(Some records)
·····

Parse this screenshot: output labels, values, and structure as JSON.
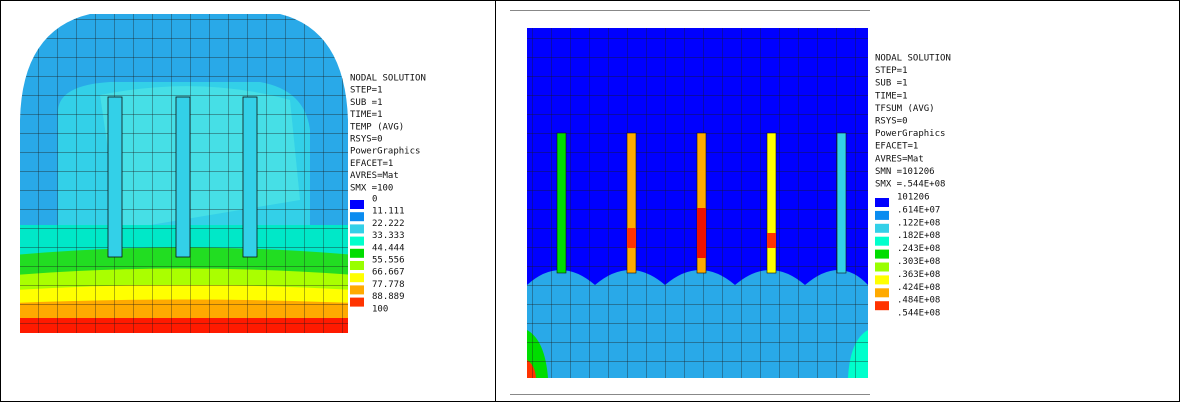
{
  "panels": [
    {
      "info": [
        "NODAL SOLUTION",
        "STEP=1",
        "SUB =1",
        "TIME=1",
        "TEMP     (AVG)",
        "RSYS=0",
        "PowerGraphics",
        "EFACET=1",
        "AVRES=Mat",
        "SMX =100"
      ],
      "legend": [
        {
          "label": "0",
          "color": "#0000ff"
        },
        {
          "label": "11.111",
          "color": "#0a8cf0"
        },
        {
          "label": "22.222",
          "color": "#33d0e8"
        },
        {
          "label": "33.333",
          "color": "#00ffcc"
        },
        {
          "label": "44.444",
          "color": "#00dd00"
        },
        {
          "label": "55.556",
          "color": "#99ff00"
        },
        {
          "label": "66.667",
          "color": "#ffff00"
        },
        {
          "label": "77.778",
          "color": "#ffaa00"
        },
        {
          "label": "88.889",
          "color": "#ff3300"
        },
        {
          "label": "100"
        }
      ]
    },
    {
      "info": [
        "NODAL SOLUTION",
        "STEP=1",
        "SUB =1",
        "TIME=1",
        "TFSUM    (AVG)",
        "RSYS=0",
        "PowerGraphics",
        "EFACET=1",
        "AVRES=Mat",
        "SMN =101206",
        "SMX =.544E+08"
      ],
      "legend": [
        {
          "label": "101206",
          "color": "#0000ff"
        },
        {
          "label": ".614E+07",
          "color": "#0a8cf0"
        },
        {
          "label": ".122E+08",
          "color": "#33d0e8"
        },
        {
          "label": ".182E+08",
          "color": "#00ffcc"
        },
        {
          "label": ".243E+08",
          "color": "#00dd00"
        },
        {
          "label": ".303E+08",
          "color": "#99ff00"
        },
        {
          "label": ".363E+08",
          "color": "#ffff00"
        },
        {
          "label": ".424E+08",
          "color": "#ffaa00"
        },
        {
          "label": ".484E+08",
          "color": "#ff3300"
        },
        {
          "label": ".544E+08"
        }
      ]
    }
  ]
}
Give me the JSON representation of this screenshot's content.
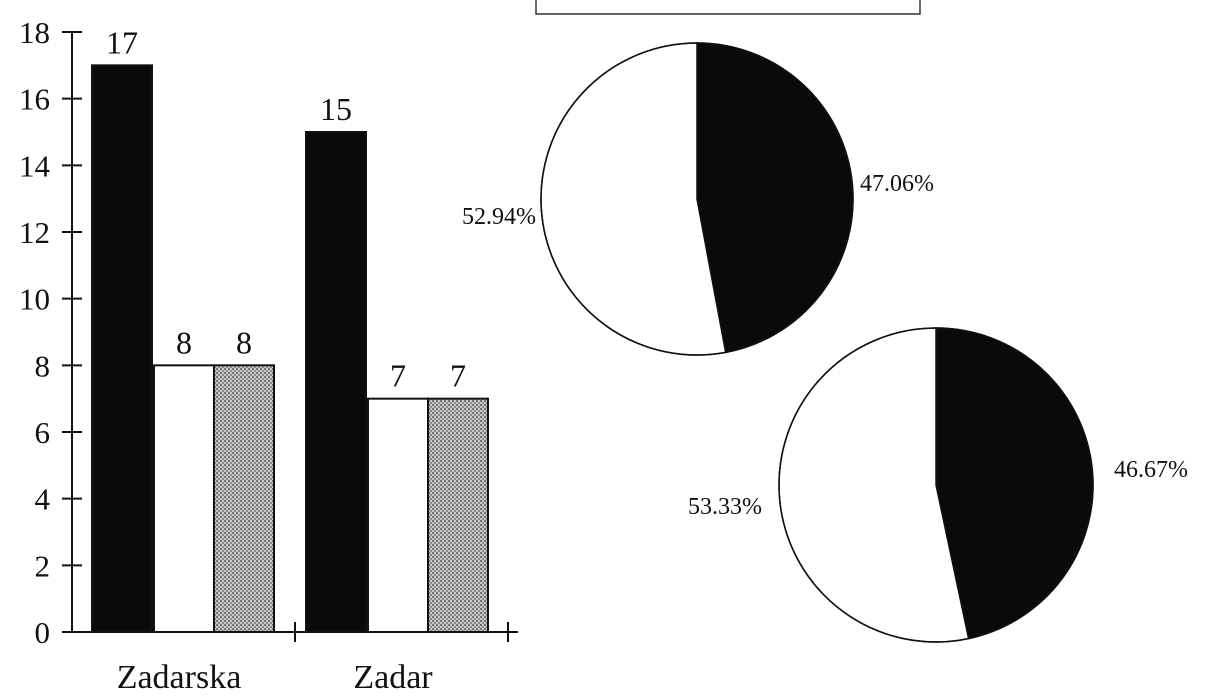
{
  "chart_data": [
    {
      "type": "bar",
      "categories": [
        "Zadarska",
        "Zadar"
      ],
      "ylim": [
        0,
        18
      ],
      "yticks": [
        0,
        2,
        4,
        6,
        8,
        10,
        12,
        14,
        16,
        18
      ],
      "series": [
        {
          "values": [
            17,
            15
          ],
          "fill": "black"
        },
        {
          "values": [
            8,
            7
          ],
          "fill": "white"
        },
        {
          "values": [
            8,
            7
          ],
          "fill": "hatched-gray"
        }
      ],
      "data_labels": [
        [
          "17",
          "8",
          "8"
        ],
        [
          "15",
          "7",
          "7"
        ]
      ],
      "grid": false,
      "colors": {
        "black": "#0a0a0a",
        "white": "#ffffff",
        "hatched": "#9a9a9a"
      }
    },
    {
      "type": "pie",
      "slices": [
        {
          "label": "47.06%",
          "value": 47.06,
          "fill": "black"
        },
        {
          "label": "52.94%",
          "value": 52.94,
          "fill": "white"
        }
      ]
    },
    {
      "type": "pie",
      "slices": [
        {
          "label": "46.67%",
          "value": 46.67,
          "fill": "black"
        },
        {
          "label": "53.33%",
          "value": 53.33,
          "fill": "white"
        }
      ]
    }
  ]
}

·····

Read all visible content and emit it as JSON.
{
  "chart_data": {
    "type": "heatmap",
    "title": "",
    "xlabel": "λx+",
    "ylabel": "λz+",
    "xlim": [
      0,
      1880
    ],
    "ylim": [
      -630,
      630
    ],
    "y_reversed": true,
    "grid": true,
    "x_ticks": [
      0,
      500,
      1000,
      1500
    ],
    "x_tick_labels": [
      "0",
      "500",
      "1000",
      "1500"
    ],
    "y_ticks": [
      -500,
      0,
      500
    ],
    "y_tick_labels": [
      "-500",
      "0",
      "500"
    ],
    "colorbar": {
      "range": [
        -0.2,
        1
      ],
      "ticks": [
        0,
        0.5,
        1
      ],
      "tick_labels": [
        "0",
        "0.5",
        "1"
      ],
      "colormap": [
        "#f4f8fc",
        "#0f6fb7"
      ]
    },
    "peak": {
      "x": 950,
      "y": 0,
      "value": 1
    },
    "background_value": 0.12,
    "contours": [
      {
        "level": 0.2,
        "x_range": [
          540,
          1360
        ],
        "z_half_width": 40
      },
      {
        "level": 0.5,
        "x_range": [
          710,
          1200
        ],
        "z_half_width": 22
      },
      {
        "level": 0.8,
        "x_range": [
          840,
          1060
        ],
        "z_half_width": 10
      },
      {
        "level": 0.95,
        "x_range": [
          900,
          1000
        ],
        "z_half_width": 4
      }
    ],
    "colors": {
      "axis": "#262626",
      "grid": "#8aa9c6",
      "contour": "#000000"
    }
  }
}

·····

GIVEN INSTRUCTION ::
Locate all lines in the listing above with the word "this" and copy them.

WRITTEN RESPONSE ::
Parse this screenshot: output labels, values, and structure as JSON.
Give me the JSON representation of this screenshot's content.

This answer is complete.